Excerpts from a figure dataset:
>>>>

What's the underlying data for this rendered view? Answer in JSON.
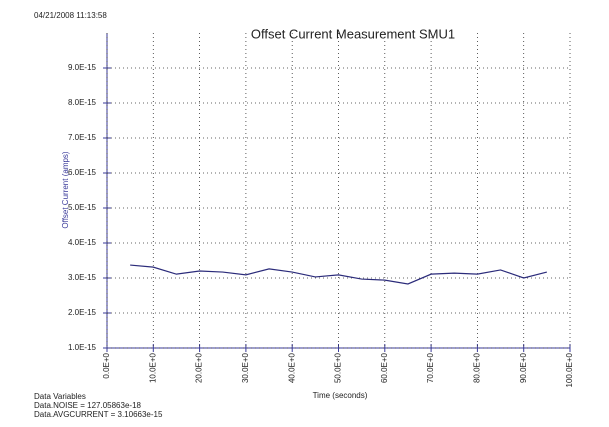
{
  "chart_data": {
    "type": "line",
    "timestamp": "04/21/2008 11:13:58",
    "title": "Offset Current Measurement SMU1",
    "x_label": "Time (seconds)",
    "y_label": "Offset Current (amps)",
    "notes": [
      "Data Variables",
      "Data.NOISE = 127.05863e-18",
      "Data.AVGCURRENT = 3.10663e-15"
    ],
    "x": [
      5,
      10,
      15,
      20,
      25,
      30,
      35,
      40,
      45,
      50,
      55,
      60,
      65,
      70,
      75,
      80,
      85,
      90,
      95
    ],
    "series": [
      {
        "color": "#2b2b7a",
        "values": [
          3.37e-15,
          3.31e-15,
          3.11e-15,
          3.2e-15,
          3.17e-15,
          3.09e-15,
          3.26e-15,
          3.17e-15,
          3.03e-15,
          3.09e-15,
          2.97e-15,
          2.94e-15,
          2.83e-15,
          3.11e-15,
          3.14e-15,
          3.11e-15,
          3.23e-15,
          3e-15,
          3.17e-15
        ]
      }
    ],
    "xlim": [
      0,
      100
    ],
    "xticks": [
      {
        "value": 0,
        "label": "0.0E+0"
      },
      {
        "value": 10,
        "label": "10.0E+0"
      },
      {
        "value": 20,
        "label": "20.0E+0"
      },
      {
        "value": 30,
        "label": "30.0E+0"
      },
      {
        "value": 40,
        "label": "40.0E+0"
      },
      {
        "value": 50,
        "label": "50.0E+0"
      },
      {
        "value": 60,
        "label": "60.0E+0"
      },
      {
        "value": 70,
        "label": "70.0E+0"
      },
      {
        "value": 80,
        "label": "80.0E+0"
      },
      {
        "value": 90,
        "label": "90.0E+0"
      },
      {
        "value": 100,
        "label": "100.0E+0"
      }
    ],
    "ylim": [
      1e-15,
      1e-14
    ],
    "yticks": [
      {
        "value": 1e-15,
        "label": "1.0E-15"
      },
      {
        "value": 2e-15,
        "label": "2.0E-15"
      },
      {
        "value": 3e-15,
        "label": "3.0E-15"
      },
      {
        "value": 4e-15,
        "label": "4.0E-15"
      },
      {
        "value": 5e-15,
        "label": "5.0E-15"
      },
      {
        "value": 6e-15,
        "label": "6.0E-15"
      },
      {
        "value": 7e-15,
        "label": "7.0E-15"
      },
      {
        "value": 8e-15,
        "label": "8.0E-15"
      },
      {
        "value": 9e-15,
        "label": "9.0E-15"
      }
    ],
    "grid": true
  }
}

<<<<

OBJECTIVE
Repeat the entries exactly and keep the pictures out of the copy.

OUTPUT BELOW
What's the underlying data for this rendered view? Answer in JSON.
{
  "chart_data": {
    "type": "line",
    "timestamp": "04/21/2008 11:13:58",
    "title": "Offset Current Measurement SMU1",
    "x_label": "Time (seconds)",
    "y_label": "Offset Current (amps)",
    "notes": [
      "Data Variables",
      "Data.NOISE = 127.05863e-18",
      "Data.AVGCURRENT = 3.10663e-15"
    ],
    "x": [
      5,
      10,
      15,
      20,
      25,
      30,
      35,
      40,
      45,
      50,
      55,
      60,
      65,
      70,
      75,
      80,
      85,
      90,
      95
    ],
    "series": [
      {
        "color": "#2b2b7a",
        "values": [
          3.37e-15,
          3.31e-15,
          3.11e-15,
          3.2e-15,
          3.17e-15,
          3.09e-15,
          3.26e-15,
          3.17e-15,
          3.03e-15,
          3.09e-15,
          2.97e-15,
          2.94e-15,
          2.83e-15,
          3.11e-15,
          3.14e-15,
          3.11e-15,
          3.23e-15,
          3e-15,
          3.17e-15
        ]
      }
    ],
    "xlim": [
      0,
      100
    ],
    "xticks": [
      {
        "value": 0,
        "label": "0.0E+0"
      },
      {
        "value": 10,
        "label": "10.0E+0"
      },
      {
        "value": 20,
        "label": "20.0E+0"
      },
      {
        "value": 30,
        "label": "30.0E+0"
      },
      {
        "value": 40,
        "label": "40.0E+0"
      },
      {
        "value": 50,
        "label": "50.0E+0"
      },
      {
        "value": 60,
        "label": "60.0E+0"
      },
      {
        "value": 70,
        "label": "70.0E+0"
      },
      {
        "value": 80,
        "label": "80.0E+0"
      },
      {
        "value": 90,
        "label": "90.0E+0"
      },
      {
        "value": 100,
        "label": "100.0E+0"
      }
    ],
    "ylim": [
      1e-15,
      1e-14
    ],
    "yticks": [
      {
        "value": 1e-15,
        "label": "1.0E-15"
      },
      {
        "value": 2e-15,
        "label": "2.0E-15"
      },
      {
        "value": 3e-15,
        "label": "3.0E-15"
      },
      {
        "value": 4e-15,
        "label": "4.0E-15"
      },
      {
        "value": 5e-15,
        "label": "5.0E-15"
      },
      {
        "value": 6e-15,
        "label": "6.0E-15"
      },
      {
        "value": 7e-15,
        "label": "7.0E-15"
      },
      {
        "value": 8e-15,
        "label": "8.0E-15"
      },
      {
        "value": 9e-15,
        "label": "9.0E-15"
      }
    ],
    "grid": true
  }
}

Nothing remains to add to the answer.